── Raw data
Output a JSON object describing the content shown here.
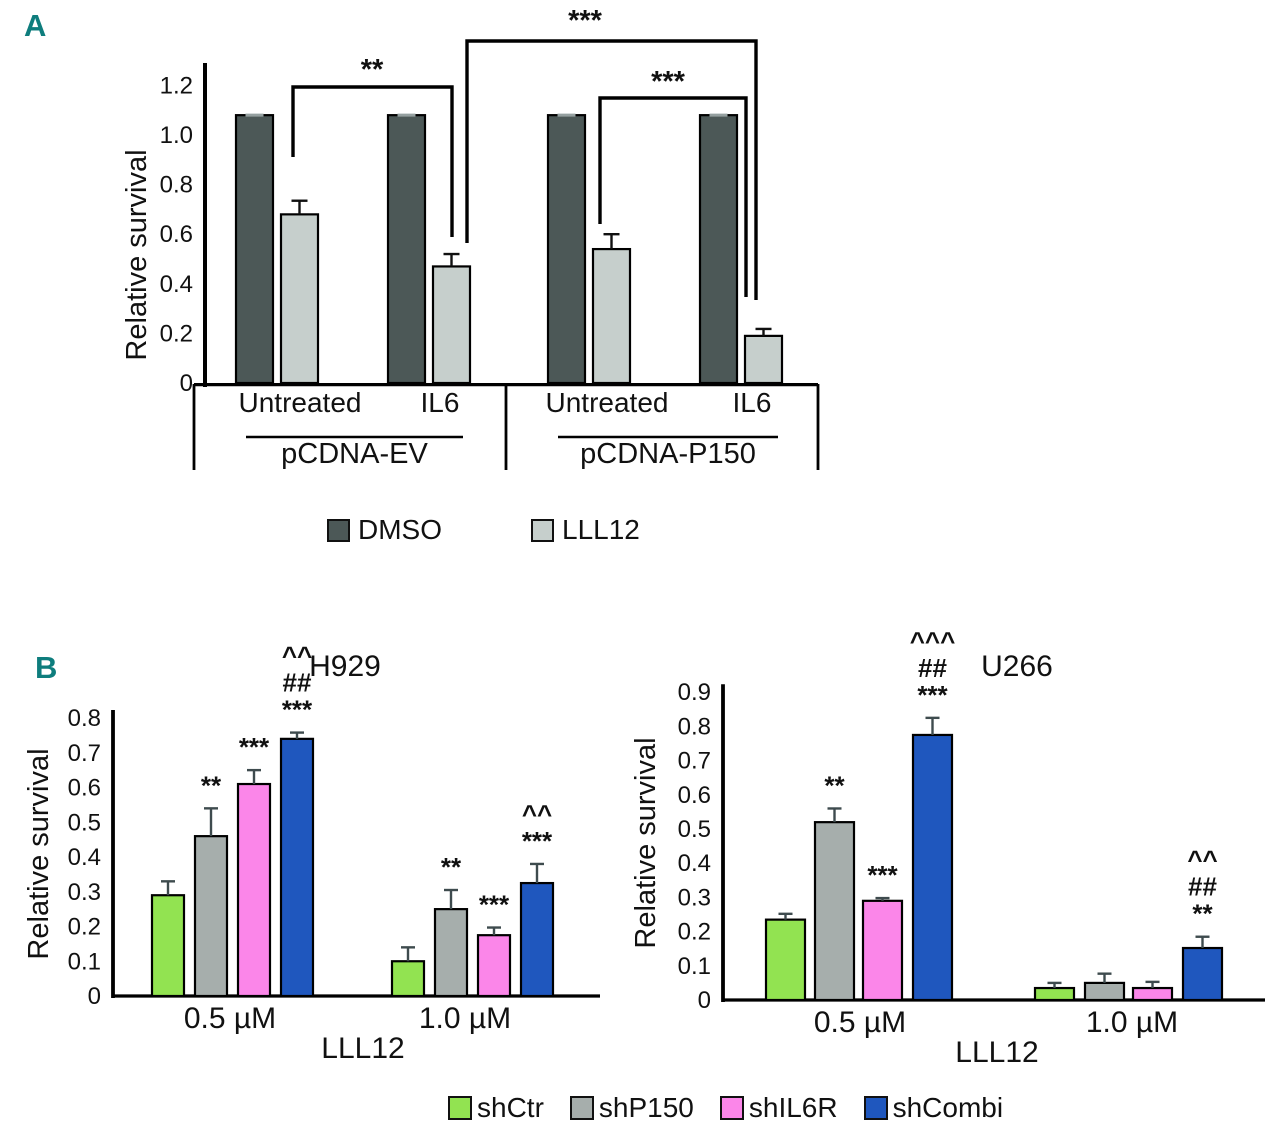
{
  "panels": {
    "a": {
      "label": "A"
    },
    "b": {
      "label": "B"
    }
  },
  "accent_color": "#0e7d7d",
  "chart_data": [
    {
      "id": "panel-a",
      "type": "bar",
      "title": "",
      "ylabel": "Relative survival",
      "xlabel": "",
      "ylim": [
        0,
        1.2
      ],
      "ytick_step": 0.2,
      "grid": false,
      "legend_position": "bottom",
      "legend": [
        "DMSO",
        "LLL12"
      ],
      "series_colors": {
        "DMSO": "#4c5857",
        "LLL12": "#c6cfcc"
      },
      "sections": [
        "pCDNA-EV",
        "pCDNA-P150"
      ],
      "groups": [
        {
          "category": "Untreated",
          "section": "pCDNA-EV",
          "values": [
            1.08,
            0.68
          ],
          "errors": [
            0.008,
            0.055
          ]
        },
        {
          "category": "IL6",
          "section": "pCDNA-EV",
          "values": [
            1.08,
            0.47
          ],
          "errors": [
            0.008,
            0.05
          ]
        },
        {
          "category": "Untreated",
          "section": "pCDNA-P150",
          "values": [
            1.08,
            0.54
          ],
          "errors": [
            0.008,
            0.06
          ]
        },
        {
          "category": "IL6",
          "section": "pCDNA-P150",
          "values": [
            1.08,
            0.19
          ],
          "errors": [
            0.008,
            0.028
          ]
        }
      ],
      "significance": [
        {
          "label": "**",
          "compares": [
            "pCDNA-EV Untreated LLL12",
            "pCDNA-EV IL6 LLL12"
          ]
        },
        {
          "label": "***",
          "compares": [
            "pCDNA-EV IL6 LLL12",
            "pCDNA-P150 IL6 LLL12"
          ]
        },
        {
          "label": "***",
          "compares": [
            "pCDNA-P150 Untreated LLL12",
            "pCDNA-P150 IL6 LLL12"
          ]
        }
      ]
    },
    {
      "id": "panel-b-h929",
      "type": "bar",
      "title": "H929",
      "ylabel": "Relative survival",
      "xlabel": "LLL12",
      "ylim": [
        0,
        0.8
      ],
      "ytick_step": 0.1,
      "grid": false,
      "legend_position": "bottom",
      "categories": [
        "0.5 µM",
        "1.0 µM"
      ],
      "series": [
        {
          "name": "shCtr",
          "color": "#92e351",
          "values": [
            0.29,
            0.1
          ],
          "errors": [
            0.04,
            0.04
          ],
          "annotations": [
            [],
            []
          ]
        },
        {
          "name": "shP150",
          "color": "#a6aeac",
          "values": [
            0.46,
            0.25
          ],
          "errors": [
            0.08,
            0.055
          ],
          "annotations": [
            [
              "**"
            ],
            [
              "**"
            ]
          ]
        },
        {
          "name": "shIL6R",
          "color": "#fb86e9",
          "values": [
            0.61,
            0.175
          ],
          "errors": [
            0.04,
            0.022
          ],
          "annotations": [
            [
              "***"
            ],
            [
              "***"
            ]
          ]
        },
        {
          "name": "shCombi",
          "color": "#1f57be",
          "values": [
            0.74,
            0.325
          ],
          "errors": [
            0.018,
            0.055
          ],
          "annotations": [
            [
              "^^",
              "##",
              "***"
            ],
            [
              "^^",
              "***"
            ]
          ]
        }
      ]
    },
    {
      "id": "panel-b-u266",
      "type": "bar",
      "title": "U266",
      "ylabel": "Relative survival",
      "xlabel": "LLL12",
      "ylim": [
        0,
        0.9
      ],
      "ytick_step": 0.1,
      "grid": false,
      "legend_position": "bottom",
      "categories": [
        "0.5 µM",
        "1.0 µM"
      ],
      "series": [
        {
          "name": "shCtr",
          "color": "#92e351",
          "values": [
            0.235,
            0.035
          ],
          "errors": [
            0.017,
            0.015
          ],
          "annotations": [
            [],
            []
          ]
        },
        {
          "name": "shP150",
          "color": "#a6aeac",
          "values": [
            0.52,
            0.05
          ],
          "errors": [
            0.04,
            0.027
          ],
          "annotations": [
            [
              "**"
            ],
            []
          ]
        },
        {
          "name": "shIL6R",
          "color": "#fb86e9",
          "values": [
            0.29,
            0.035
          ],
          "errors": [
            0.008,
            0.018
          ],
          "annotations": [
            [
              "***"
            ],
            []
          ]
        },
        {
          "name": "shCombi",
          "color": "#1f57be",
          "values": [
            0.775,
            0.152
          ],
          "errors": [
            0.05,
            0.033
          ],
          "annotations": [
            [
              "^^^",
              "##",
              "***"
            ],
            [
              "^^",
              "##",
              "**"
            ]
          ]
        }
      ]
    }
  ],
  "legend_b": [
    {
      "name": "shCtr",
      "color": "#92e351"
    },
    {
      "name": "shP150",
      "color": "#a6aeac"
    },
    {
      "name": "shIL6R",
      "color": "#fb86e9"
    },
    {
      "name": "shCombi",
      "color": "#1f57be"
    }
  ]
}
────
__Written problem__. Take the records above and transcribe them exactly, dropping every picture.

__Exercise response__.
Output a JSON object describing the content shown here.
{
  "panels": {
    "a": {
      "label": "A"
    },
    "b": {
      "label": "B"
    }
  },
  "accent_color": "#0e7d7d",
  "chart_data": [
    {
      "id": "panel-a",
      "type": "bar",
      "title": "",
      "ylabel": "Relative survival",
      "xlabel": "",
      "ylim": [
        0,
        1.2
      ],
      "ytick_step": 0.2,
      "grid": false,
      "legend_position": "bottom",
      "legend": [
        "DMSO",
        "LLL12"
      ],
      "series_colors": {
        "DMSO": "#4c5857",
        "LLL12": "#c6cfcc"
      },
      "sections": [
        "pCDNA-EV",
        "pCDNA-P150"
      ],
      "groups": [
        {
          "category": "Untreated",
          "section": "pCDNA-EV",
          "values": [
            1.08,
            0.68
          ],
          "errors": [
            0.008,
            0.055
          ]
        },
        {
          "category": "IL6",
          "section": "pCDNA-EV",
          "values": [
            1.08,
            0.47
          ],
          "errors": [
            0.008,
            0.05
          ]
        },
        {
          "category": "Untreated",
          "section": "pCDNA-P150",
          "values": [
            1.08,
            0.54
          ],
          "errors": [
            0.008,
            0.06
          ]
        },
        {
          "category": "IL6",
          "section": "pCDNA-P150",
          "values": [
            1.08,
            0.19
          ],
          "errors": [
            0.008,
            0.028
          ]
        }
      ],
      "significance": [
        {
          "label": "**",
          "compares": [
            "pCDNA-EV Untreated LLL12",
            "pCDNA-EV IL6 LLL12"
          ]
        },
        {
          "label": "***",
          "compares": [
            "pCDNA-EV IL6 LLL12",
            "pCDNA-P150 IL6 LLL12"
          ]
        },
        {
          "label": "***",
          "compares": [
            "pCDNA-P150 Untreated LLL12",
            "pCDNA-P150 IL6 LLL12"
          ]
        }
      ]
    },
    {
      "id": "panel-b-h929",
      "type": "bar",
      "title": "H929",
      "ylabel": "Relative survival",
      "xlabel": "LLL12",
      "ylim": [
        0,
        0.8
      ],
      "ytick_step": 0.1,
      "grid": false,
      "legend_position": "bottom",
      "categories": [
        "0.5 µM",
        "1.0 µM"
      ],
      "series": [
        {
          "name": "shCtr",
          "color": "#92e351",
          "values": [
            0.29,
            0.1
          ],
          "errors": [
            0.04,
            0.04
          ],
          "annotations": [
            [],
            []
          ]
        },
        {
          "name": "shP150",
          "color": "#a6aeac",
          "values": [
            0.46,
            0.25
          ],
          "errors": [
            0.08,
            0.055
          ],
          "annotations": [
            [
              "**"
            ],
            [
              "**"
            ]
          ]
        },
        {
          "name": "shIL6R",
          "color": "#fb86e9",
          "values": [
            0.61,
            0.175
          ],
          "errors": [
            0.04,
            0.022
          ],
          "annotations": [
            [
              "***"
            ],
            [
              "***"
            ]
          ]
        },
        {
          "name": "shCombi",
          "color": "#1f57be",
          "values": [
            0.74,
            0.325
          ],
          "errors": [
            0.018,
            0.055
          ],
          "annotations": [
            [
              "^^",
              "##",
              "***"
            ],
            [
              "^^",
              "***"
            ]
          ]
        }
      ]
    },
    {
      "id": "panel-b-u266",
      "type": "bar",
      "title": "U266",
      "ylabel": "Relative survival",
      "xlabel": "LLL12",
      "ylim": [
        0,
        0.9
      ],
      "ytick_step": 0.1,
      "grid": false,
      "legend_position": "bottom",
      "categories": [
        "0.5 µM",
        "1.0 µM"
      ],
      "series": [
        {
          "name": "shCtr",
          "color": "#92e351",
          "values": [
            0.235,
            0.035
          ],
          "errors": [
            0.017,
            0.015
          ],
          "annotations": [
            [],
            []
          ]
        },
        {
          "name": "shP150",
          "color": "#a6aeac",
          "values": [
            0.52,
            0.05
          ],
          "errors": [
            0.04,
            0.027
          ],
          "annotations": [
            [
              "**"
            ],
            []
          ]
        },
        {
          "name": "shIL6R",
          "color": "#fb86e9",
          "values": [
            0.29,
            0.035
          ],
          "errors": [
            0.008,
            0.018
          ],
          "annotations": [
            [
              "***"
            ],
            []
          ]
        },
        {
          "name": "shCombi",
          "color": "#1f57be",
          "values": [
            0.775,
            0.152
          ],
          "errors": [
            0.05,
            0.033
          ],
          "annotations": [
            [
              "^^^",
              "##",
              "***"
            ],
            [
              "^^",
              "##",
              "**"
            ]
          ]
        }
      ]
    }
  ],
  "legend_b": [
    {
      "name": "shCtr",
      "color": "#92e351"
    },
    {
      "name": "shP150",
      "color": "#a6aeac"
    },
    {
      "name": "shIL6R",
      "color": "#fb86e9"
    },
    {
      "name": "shCombi",
      "color": "#1f57be"
    }
  ]
}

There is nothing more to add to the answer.